Saved entries:
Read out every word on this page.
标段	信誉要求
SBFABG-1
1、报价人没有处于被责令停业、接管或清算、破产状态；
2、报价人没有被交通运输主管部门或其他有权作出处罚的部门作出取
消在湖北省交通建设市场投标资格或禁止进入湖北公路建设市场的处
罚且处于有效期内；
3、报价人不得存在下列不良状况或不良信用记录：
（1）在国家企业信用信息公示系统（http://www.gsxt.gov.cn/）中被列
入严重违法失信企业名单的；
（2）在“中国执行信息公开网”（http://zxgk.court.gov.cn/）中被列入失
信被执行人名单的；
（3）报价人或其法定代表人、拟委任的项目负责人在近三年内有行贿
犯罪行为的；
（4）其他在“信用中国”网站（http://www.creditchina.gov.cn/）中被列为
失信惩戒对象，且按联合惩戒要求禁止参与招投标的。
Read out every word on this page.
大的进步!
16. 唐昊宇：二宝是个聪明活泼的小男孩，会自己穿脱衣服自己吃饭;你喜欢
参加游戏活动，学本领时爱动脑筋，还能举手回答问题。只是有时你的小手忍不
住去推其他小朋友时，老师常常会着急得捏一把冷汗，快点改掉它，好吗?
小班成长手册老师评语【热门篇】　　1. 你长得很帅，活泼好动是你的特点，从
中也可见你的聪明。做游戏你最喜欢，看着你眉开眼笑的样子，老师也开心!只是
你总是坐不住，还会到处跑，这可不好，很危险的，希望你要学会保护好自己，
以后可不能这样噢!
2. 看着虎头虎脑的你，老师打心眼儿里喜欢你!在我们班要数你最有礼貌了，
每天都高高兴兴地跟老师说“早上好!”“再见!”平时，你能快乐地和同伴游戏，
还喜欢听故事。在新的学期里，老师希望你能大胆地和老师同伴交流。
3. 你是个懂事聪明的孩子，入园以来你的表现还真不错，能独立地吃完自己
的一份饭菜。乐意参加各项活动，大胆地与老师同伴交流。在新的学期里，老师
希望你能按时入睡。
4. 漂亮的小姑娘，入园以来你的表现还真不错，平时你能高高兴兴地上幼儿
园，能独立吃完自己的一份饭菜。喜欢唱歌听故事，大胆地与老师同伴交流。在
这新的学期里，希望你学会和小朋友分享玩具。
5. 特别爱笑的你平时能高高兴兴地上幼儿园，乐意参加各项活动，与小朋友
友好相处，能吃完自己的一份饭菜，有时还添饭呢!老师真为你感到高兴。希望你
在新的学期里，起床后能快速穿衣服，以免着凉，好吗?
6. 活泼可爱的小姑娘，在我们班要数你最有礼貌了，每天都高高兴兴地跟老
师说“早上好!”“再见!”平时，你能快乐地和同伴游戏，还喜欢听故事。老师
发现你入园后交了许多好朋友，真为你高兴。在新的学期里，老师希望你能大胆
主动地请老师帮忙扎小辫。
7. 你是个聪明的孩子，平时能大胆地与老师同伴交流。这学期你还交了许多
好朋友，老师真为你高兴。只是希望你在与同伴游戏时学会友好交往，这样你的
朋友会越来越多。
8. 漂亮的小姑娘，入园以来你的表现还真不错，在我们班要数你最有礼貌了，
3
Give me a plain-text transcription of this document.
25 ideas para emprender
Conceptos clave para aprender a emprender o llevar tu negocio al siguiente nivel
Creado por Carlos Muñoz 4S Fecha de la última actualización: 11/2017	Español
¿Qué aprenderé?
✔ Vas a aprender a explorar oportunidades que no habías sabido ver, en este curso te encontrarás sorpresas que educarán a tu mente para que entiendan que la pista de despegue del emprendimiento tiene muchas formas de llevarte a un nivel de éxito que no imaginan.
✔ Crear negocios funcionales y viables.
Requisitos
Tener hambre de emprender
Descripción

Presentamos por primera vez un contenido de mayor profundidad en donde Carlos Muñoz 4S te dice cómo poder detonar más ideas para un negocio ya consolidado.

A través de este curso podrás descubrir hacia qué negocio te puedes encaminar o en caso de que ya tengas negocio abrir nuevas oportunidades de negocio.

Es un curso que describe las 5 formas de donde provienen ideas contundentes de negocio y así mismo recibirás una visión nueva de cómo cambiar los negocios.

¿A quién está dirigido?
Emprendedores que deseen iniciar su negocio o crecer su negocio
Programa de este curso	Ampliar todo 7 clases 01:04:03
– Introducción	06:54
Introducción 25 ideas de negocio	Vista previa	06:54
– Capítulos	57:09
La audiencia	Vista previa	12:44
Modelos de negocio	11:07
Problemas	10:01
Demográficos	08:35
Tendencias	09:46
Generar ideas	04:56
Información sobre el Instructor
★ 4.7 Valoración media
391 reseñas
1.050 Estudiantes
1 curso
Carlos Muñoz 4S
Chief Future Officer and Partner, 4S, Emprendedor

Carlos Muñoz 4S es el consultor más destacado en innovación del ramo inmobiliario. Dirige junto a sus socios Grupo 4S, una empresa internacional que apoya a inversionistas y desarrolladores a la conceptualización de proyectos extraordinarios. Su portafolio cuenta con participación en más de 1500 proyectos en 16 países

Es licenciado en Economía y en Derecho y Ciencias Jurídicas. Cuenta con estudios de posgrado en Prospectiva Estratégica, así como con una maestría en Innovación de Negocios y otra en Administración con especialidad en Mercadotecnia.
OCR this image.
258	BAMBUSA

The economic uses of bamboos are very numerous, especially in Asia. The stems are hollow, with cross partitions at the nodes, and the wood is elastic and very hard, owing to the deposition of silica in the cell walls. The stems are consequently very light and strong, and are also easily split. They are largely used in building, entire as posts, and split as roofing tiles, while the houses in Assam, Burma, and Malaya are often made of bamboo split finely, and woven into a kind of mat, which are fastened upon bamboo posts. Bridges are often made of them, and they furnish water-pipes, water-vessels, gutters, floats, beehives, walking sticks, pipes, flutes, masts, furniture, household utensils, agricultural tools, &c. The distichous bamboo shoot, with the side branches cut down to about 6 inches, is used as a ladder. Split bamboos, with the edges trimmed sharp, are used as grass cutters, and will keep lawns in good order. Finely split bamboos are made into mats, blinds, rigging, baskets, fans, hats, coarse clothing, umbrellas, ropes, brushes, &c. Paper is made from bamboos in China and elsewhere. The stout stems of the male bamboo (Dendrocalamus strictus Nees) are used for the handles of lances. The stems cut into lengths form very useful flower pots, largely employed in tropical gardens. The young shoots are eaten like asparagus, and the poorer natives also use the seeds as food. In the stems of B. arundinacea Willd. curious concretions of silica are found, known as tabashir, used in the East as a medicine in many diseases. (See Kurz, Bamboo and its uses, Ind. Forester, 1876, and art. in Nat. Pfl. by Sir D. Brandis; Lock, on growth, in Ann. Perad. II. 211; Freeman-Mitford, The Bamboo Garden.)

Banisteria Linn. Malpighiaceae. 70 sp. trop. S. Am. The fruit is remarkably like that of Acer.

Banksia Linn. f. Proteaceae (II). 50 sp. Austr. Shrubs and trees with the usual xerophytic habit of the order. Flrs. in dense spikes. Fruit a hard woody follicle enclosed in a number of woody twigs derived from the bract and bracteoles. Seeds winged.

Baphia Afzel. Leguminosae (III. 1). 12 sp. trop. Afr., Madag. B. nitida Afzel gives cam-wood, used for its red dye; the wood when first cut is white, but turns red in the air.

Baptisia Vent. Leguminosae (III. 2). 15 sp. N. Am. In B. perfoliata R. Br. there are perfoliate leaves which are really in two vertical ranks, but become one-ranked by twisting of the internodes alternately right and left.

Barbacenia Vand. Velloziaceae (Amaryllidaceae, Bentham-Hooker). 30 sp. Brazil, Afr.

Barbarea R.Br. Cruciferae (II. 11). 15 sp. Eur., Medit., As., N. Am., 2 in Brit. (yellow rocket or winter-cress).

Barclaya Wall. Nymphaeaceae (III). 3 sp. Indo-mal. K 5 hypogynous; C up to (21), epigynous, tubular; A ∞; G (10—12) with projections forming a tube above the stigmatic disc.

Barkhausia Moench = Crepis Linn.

_Challenge_
Copy out all lines where the word "this" appears.

_Output of the task_
Read out every word on this page.
Read out every word on this page.
Give me a plain-text transcription of this document.
OCR this image.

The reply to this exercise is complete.